■ Exercise requirements:
Restate the whole listing exactly.

[Saved data entries]
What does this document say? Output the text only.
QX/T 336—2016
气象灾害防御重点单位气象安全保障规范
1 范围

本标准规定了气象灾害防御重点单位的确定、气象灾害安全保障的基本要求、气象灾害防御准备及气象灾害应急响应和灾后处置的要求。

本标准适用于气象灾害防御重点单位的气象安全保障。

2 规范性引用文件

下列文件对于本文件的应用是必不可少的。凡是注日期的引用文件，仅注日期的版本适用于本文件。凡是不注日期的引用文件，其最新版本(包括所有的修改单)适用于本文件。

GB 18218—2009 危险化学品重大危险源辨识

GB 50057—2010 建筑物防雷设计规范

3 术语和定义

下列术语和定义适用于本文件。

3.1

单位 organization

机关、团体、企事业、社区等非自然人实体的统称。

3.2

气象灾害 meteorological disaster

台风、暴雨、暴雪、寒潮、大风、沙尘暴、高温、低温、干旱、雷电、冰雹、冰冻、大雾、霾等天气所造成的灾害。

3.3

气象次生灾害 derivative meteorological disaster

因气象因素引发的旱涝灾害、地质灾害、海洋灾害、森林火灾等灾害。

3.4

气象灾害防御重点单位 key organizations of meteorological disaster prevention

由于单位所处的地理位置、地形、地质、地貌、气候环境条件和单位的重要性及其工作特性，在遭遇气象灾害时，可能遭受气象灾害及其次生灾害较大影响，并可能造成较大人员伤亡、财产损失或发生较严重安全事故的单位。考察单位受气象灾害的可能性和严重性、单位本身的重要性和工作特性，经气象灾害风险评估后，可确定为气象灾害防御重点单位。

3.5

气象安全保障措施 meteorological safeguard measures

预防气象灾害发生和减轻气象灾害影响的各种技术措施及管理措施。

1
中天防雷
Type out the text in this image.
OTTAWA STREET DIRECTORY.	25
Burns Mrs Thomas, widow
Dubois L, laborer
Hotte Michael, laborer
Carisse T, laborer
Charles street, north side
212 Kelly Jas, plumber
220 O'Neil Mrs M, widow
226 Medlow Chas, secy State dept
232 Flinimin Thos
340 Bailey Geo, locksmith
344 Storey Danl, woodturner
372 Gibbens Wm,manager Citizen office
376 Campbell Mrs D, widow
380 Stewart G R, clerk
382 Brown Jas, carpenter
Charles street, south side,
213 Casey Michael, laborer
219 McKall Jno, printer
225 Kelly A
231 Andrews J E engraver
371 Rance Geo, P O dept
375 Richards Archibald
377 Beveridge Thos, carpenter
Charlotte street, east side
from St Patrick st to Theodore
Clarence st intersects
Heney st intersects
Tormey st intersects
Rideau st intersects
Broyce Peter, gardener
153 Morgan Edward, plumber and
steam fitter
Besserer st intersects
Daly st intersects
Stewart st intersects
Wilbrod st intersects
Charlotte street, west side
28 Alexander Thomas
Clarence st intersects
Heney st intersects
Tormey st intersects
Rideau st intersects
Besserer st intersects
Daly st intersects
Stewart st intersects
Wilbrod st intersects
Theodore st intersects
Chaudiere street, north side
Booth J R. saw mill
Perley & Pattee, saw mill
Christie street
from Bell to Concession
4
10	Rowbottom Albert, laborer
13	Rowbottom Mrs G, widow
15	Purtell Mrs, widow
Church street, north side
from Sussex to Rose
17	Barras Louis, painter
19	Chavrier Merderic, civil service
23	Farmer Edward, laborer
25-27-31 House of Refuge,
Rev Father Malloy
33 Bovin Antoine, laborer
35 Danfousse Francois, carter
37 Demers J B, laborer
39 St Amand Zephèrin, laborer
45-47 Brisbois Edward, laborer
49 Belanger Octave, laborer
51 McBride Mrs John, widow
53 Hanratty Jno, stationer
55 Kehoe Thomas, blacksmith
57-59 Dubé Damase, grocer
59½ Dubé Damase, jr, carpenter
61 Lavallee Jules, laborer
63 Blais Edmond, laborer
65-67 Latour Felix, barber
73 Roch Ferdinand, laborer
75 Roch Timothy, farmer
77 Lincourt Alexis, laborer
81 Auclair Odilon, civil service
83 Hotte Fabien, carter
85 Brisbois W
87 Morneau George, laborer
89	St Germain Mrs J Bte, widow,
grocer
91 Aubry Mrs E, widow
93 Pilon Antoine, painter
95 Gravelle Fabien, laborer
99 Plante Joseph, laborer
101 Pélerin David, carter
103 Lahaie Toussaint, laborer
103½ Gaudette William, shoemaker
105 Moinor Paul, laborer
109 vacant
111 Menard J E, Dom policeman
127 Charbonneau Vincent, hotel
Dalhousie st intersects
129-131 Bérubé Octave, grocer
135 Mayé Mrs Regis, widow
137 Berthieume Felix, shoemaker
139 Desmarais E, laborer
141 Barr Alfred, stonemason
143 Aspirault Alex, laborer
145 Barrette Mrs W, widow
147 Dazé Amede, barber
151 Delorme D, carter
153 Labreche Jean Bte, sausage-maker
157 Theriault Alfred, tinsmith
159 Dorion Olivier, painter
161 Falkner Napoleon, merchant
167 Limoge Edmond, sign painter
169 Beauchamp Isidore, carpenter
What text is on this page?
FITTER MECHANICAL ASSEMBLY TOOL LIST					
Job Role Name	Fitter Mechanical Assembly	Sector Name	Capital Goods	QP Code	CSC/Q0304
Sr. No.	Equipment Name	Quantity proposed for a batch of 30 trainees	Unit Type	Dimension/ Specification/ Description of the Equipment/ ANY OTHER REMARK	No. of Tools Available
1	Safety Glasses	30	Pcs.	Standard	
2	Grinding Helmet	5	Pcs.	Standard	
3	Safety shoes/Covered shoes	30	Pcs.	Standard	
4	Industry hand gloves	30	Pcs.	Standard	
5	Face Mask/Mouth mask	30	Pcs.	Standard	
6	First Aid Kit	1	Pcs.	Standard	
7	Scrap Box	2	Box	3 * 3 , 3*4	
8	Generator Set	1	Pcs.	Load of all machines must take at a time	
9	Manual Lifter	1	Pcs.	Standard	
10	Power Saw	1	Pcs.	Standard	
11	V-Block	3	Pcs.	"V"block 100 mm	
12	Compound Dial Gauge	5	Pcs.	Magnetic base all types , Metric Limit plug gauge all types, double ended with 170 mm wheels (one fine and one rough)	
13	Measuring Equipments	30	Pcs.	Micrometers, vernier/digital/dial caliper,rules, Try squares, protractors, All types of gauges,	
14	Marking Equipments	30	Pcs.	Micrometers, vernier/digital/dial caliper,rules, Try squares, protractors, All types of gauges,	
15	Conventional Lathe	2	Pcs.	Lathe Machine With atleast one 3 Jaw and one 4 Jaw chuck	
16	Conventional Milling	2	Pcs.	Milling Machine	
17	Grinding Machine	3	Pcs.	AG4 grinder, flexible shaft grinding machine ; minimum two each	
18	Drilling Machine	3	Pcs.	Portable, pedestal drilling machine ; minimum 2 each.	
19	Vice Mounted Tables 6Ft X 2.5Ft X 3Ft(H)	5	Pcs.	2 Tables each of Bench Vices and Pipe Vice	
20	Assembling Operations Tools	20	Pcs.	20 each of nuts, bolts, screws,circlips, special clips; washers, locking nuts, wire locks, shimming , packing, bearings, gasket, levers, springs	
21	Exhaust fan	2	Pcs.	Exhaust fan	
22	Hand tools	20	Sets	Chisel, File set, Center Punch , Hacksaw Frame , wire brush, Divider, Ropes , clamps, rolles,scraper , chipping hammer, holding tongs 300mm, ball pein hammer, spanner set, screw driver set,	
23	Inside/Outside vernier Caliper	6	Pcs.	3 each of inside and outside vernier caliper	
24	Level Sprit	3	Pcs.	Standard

■ Finished exercise:
What does this document say? Output the text only.
QX/T 336—2016
气象灾害防御重点单位气象安全保障规范
1 范围

本标准规定了气象灾害防御重点单位的确定、气象灾害安全保障的基本要求、气象灾害防御准备及气象灾害应急响应和灾后处置的要求。

本标准适用于气象灾害防御重点单位的气象安全保障。

2 规范性引用文件

下列文件对于本文件的应用是必不可少的。凡是注日期的引用文件，仅注日期的版本适用于本文件。凡是不注日期的引用文件，其最新版本(包括所有的修改单)适用于本文件。

GB 18218—2009 危险化学品重大危险源辨识

GB 50057—2010 建筑物防雷设计规范

3 术语和定义

下列术语和定义适用于本文件。

3.1

单位 organization

机关、团体、企事业、社区等非自然人实体的统称。

3.2

气象灾害 meteorological disaster

台风、暴雨、暴雪、寒潮、大风、沙尘暴、高温、低温、干旱、雷电、冰雹、冰冻、大雾、霾等天气所造成的灾害。

3.3

气象次生灾害 derivative meteorological disaster

因气象因素引发的旱涝灾害、地质灾害、海洋灾害、森林火灾等灾害。

3.4

气象灾害防御重点单位 key organizations of meteorological disaster prevention

由于单位所处的地理位置、地形、地质、地貌、气候环境条件和单位的重要性及其工作特性，在遭遇气象灾害时，可能遭受气象灾害及其次生灾害较大影响，并可能造成较大人员伤亡、财产损失或发生较严重安全事故的单位。考察单位受气象灾害的可能性和严重性、单位本身的重要性和工作特性，经气象灾害风险评估后，可确定为气象灾害防御重点单位。

3.5

气象安全保障措施 meteorological safeguard measures

预防气象灾害发生和减轻气象灾害影响的各种技术措施及管理措施。

1
中天防雷
Type out the text in this image.
OTTAWA STREET DIRECTORY.	25
Burns Mrs Thomas, widow
Dubois L, laborer
Hotte Michael, laborer
Carisse T, laborer
Charles street, north side
212 Kelly Jas, plumber
220 O'Neil Mrs M, widow
226 Medlow Chas, secy State dept
232 Flinimin Thos
340 Bailey Geo, locksmith
344 Storey Danl, woodturner
372 Gibbens Wm,manager Citizen office
376 Campbell Mrs D, widow
380 Stewart G R, clerk
382 Brown Jas, carpenter
Charles street, south side,
213 Casey Michael, laborer
219 McKall Jno, printer
225 Kelly A
231 Andrews J E engraver
371 Rance Geo, P O dept
375 Richards Archibald
377 Beveridge Thos, carpenter
Charlotte street, east side
from St Patrick st to Theodore
Clarence st intersects
Heney st intersects
Tormey st intersects
Rideau st intersects
Broyce Peter, gardener
153 Morgan Edward, plumber and
steam fitter
Besserer st intersects
Daly st intersects
Stewart st intersects
Wilbrod st intersects
Charlotte street, west side
28 Alexander Thomas
Clarence st intersects
Heney st intersects
Tormey st intersects
Rideau st intersects
Besserer st intersects
Daly st intersects
Stewart st intersects
Wilbrod st intersects
Theodore st intersects
Chaudiere street, north side
Booth J R. saw mill
Perley & Pattee, saw mill
Christie street
from Bell to Concession
4
10	Rowbottom Albert, laborer
13	Rowbottom Mrs G, widow
15	Purtell Mrs, widow
Church street, north side
from Sussex to Rose
17	Barras Louis, painter
19	Chavrier Merderic, civil service
23	Farmer Edward, laborer
25-27-31 House of Refuge,
Rev Father Malloy
33 Bovin Antoine, laborer
35 Danfousse Francois, carter
37 Demers J B, laborer
39 St Amand Zephèrin, laborer
45-47 Brisbois Edward, laborer
49 Belanger Octave, laborer
51 McBride Mrs John, widow
53 Hanratty Jno, stationer
55 Kehoe Thomas, blacksmith
57-59 Dubé Damase, grocer
59½ Dubé Damase, jr, carpenter
61 Lavallee Jules, laborer
63 Blais Edmond, laborer
65-67 Latour Felix, barber
73 Roch Ferdinand, laborer
75 Roch Timothy, farmer
77 Lincourt Alexis, laborer
81 Auclair Odilon, civil service
83 Hotte Fabien, carter
85 Brisbois W
87 Morneau George, laborer
89	St Germain Mrs J Bte, widow,
grocer
91 Aubry Mrs E, widow
93 Pilon Antoine, painter
95 Gravelle Fabien, laborer
99 Plante Joseph, laborer
101 Pélerin David, carter
103 Lahaie Toussaint, laborer
103½ Gaudette William, shoemaker
105 Moinor Paul, laborer
109 vacant
111 Menard J E, Dom policeman
127 Charbonneau Vincent, hotel
Dalhousie st intersects
129-131 Bérubé Octave, grocer
135 Mayé Mrs Regis, widow
137 Berthieume Felix, shoemaker
139 Desmarais E, laborer
141 Barr Alfred, stonemason
143 Aspirault Alex, laborer
145 Barrette Mrs W, widow
147 Dazé Amede, barber
151 Delorme D, carter
153 Labreche Jean Bte, sausage-maker
157 Theriault Alfred, tinsmith
159 Dorion Olivier, painter
161 Falkner Napoleon, merchant
167 Limoge Edmond, sign painter
169 Beauchamp Isidore, carpenter
What text is on this page?
FITTER MECHANICAL ASSEMBLY TOOL LIST					
Job Role Name	Fitter Mechanical Assembly	Sector Name	Capital Goods	QP Code	CSC/Q0304
Sr. No.	Equipment Name	Quantity proposed for a batch of 30 trainees	Unit Type	Dimension/ Specification/ Description of the Equipment/ ANY OTHER REMARK	No. of Tools Available
1	Safety Glasses	30	Pcs.	Standard	
2	Grinding Helmet	5	Pcs.	Standard	
3	Safety shoes/Covered shoes	30	Pcs.	Standard	
4	Industry hand gloves	30	Pcs.	Standard	
5	Face Mask/Mouth mask	30	Pcs.	Standard	
6	First Aid Kit	1	Pcs.	Standard	
7	Scrap Box	2	Box	3 * 3 , 3*4	
8	Generator Set	1	Pcs.	Load of all machines must take at a time	
9	Manual Lifter	1	Pcs.	Standard	
10	Power Saw	1	Pcs.	Standard	
11	V-Block	3	Pcs.	"V"block 100 mm	
12	Compound Dial Gauge	5	Pcs.	Magnetic base all types , Metric Limit plug gauge all types, double ended with 170 mm wheels (one fine and one rough)	
13	Measuring Equipments	30	Pcs.	Micrometers, vernier/digital/dial caliper,rules, Try squares, protractors, All types of gauges,	
14	Marking Equipments	30	Pcs.	Micrometers, vernier/digital/dial caliper,rules, Try squares, protractors, All types of gauges,	
15	Conventional Lathe	2	Pcs.	Lathe Machine With atleast one 3 Jaw and one 4 Jaw chuck	
16	Conventional Milling	2	Pcs.	Milling Machine	
17	Grinding Machine	3	Pcs.	AG4 grinder, flexible shaft grinding machine ; minimum two each	
18	Drilling Machine	3	Pcs.	Portable, pedestal drilling machine ; minimum 2 each.	
19	Vice Mounted Tables 6Ft X 2.5Ft X 3Ft(H)	5	Pcs.	2 Tables each of Bench Vices and Pipe Vice	
20	Assembling Operations Tools	20	Pcs.	20 each of nuts, bolts, screws,circlips, special clips; washers, locking nuts, wire locks, shimming , packing, bearings, gasket, levers, springs	
21	Exhaust fan	2	Pcs.	Exhaust fan	
22	Hand tools	20	Sets	Chisel, File set, Center Punch , Hacksaw Frame , wire brush, Divider, Ropes , clamps, rolles,scraper , chipping hammer, holding tongs 300mm, ball pein hammer, spanner set, screw driver set,	
23	Inside/Outside vernier Caliper	6	Pcs.	3 each of inside and outside vernier caliper	
24	Level Sprit	3	Pcs.	Standard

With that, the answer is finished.